▶ Goal of the exercise: Give the number of lines below that contain the word "between", and nothing else.

══ Entries shown

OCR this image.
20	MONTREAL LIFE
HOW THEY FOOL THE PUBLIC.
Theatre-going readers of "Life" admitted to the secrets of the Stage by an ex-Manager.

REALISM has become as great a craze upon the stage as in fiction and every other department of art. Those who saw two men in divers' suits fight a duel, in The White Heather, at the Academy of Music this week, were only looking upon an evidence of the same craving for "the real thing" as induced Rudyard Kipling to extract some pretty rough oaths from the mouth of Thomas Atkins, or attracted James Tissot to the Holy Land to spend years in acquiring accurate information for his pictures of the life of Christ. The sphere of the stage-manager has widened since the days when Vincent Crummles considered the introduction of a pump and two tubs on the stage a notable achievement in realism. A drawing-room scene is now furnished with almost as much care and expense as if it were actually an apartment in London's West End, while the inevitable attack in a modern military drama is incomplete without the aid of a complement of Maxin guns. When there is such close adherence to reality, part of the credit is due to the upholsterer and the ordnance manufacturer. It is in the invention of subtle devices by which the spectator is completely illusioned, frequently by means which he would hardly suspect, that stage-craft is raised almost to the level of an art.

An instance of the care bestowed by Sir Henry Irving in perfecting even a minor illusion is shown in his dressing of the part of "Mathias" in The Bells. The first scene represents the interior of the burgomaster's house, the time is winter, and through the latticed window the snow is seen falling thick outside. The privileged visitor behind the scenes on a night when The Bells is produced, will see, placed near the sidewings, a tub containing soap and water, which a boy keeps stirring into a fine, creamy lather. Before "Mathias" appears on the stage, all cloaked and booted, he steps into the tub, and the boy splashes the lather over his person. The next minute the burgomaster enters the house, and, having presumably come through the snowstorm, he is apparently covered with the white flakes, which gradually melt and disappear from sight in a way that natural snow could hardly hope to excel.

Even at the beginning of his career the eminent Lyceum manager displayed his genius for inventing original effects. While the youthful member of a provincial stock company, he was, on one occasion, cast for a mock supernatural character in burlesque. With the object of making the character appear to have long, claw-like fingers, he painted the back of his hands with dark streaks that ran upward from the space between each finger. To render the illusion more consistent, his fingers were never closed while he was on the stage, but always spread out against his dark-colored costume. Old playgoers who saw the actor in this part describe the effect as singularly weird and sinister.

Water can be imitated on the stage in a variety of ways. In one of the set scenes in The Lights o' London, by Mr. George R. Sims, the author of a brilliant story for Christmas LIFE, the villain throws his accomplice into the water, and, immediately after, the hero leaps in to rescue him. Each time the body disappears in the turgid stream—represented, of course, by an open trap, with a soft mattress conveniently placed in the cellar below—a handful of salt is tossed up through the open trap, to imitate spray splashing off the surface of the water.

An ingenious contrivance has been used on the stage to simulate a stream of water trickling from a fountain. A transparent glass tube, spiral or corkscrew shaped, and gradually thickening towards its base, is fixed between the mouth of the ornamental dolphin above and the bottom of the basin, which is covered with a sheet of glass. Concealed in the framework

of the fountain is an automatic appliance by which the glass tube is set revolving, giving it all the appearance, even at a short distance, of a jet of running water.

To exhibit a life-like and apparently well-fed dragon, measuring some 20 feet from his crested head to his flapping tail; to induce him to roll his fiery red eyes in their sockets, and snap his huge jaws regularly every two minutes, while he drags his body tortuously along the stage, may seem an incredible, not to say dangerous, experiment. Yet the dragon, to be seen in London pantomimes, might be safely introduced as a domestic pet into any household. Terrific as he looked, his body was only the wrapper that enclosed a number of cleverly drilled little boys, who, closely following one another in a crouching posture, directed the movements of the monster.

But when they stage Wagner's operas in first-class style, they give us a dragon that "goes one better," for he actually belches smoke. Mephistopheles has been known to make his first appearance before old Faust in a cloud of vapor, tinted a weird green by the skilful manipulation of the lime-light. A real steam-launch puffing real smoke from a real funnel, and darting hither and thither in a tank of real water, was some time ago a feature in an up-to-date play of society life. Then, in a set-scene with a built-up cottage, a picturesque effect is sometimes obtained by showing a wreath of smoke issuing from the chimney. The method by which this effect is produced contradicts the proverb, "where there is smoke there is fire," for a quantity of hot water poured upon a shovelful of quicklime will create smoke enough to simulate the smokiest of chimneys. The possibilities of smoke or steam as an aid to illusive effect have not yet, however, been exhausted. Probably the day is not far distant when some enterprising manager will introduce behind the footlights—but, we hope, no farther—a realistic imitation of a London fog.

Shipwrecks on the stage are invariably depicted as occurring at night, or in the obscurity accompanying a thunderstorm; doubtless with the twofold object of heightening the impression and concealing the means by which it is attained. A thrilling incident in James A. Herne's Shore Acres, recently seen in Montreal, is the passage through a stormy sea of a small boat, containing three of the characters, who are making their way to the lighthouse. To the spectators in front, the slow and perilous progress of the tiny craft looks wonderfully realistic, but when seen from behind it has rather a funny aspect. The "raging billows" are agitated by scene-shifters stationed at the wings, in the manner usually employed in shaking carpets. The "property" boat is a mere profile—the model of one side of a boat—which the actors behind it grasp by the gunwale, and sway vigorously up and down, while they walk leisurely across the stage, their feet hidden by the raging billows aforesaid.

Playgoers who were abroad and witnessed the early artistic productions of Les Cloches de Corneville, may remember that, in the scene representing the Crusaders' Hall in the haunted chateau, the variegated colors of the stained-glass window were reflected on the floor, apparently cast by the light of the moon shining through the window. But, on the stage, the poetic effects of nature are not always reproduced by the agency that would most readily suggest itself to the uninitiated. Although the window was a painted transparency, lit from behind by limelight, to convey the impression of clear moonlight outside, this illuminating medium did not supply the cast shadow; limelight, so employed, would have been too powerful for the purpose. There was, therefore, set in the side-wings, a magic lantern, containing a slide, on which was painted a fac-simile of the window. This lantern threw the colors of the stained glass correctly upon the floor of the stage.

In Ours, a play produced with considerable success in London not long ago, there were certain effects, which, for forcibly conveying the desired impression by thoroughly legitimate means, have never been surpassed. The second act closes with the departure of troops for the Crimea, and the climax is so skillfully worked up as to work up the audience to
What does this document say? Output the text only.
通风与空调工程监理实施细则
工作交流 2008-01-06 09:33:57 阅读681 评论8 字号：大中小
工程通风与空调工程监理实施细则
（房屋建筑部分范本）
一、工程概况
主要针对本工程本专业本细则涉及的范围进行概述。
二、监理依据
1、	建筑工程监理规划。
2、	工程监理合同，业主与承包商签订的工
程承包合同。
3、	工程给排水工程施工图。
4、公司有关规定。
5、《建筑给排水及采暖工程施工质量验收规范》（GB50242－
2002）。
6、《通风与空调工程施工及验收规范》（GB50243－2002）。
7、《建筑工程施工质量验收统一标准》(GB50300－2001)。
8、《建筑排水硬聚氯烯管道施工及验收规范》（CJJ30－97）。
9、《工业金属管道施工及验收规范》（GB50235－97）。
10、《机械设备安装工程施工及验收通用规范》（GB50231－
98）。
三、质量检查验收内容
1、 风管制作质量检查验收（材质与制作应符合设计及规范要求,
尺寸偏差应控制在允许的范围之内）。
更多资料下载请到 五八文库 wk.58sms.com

════

▶ The response: 2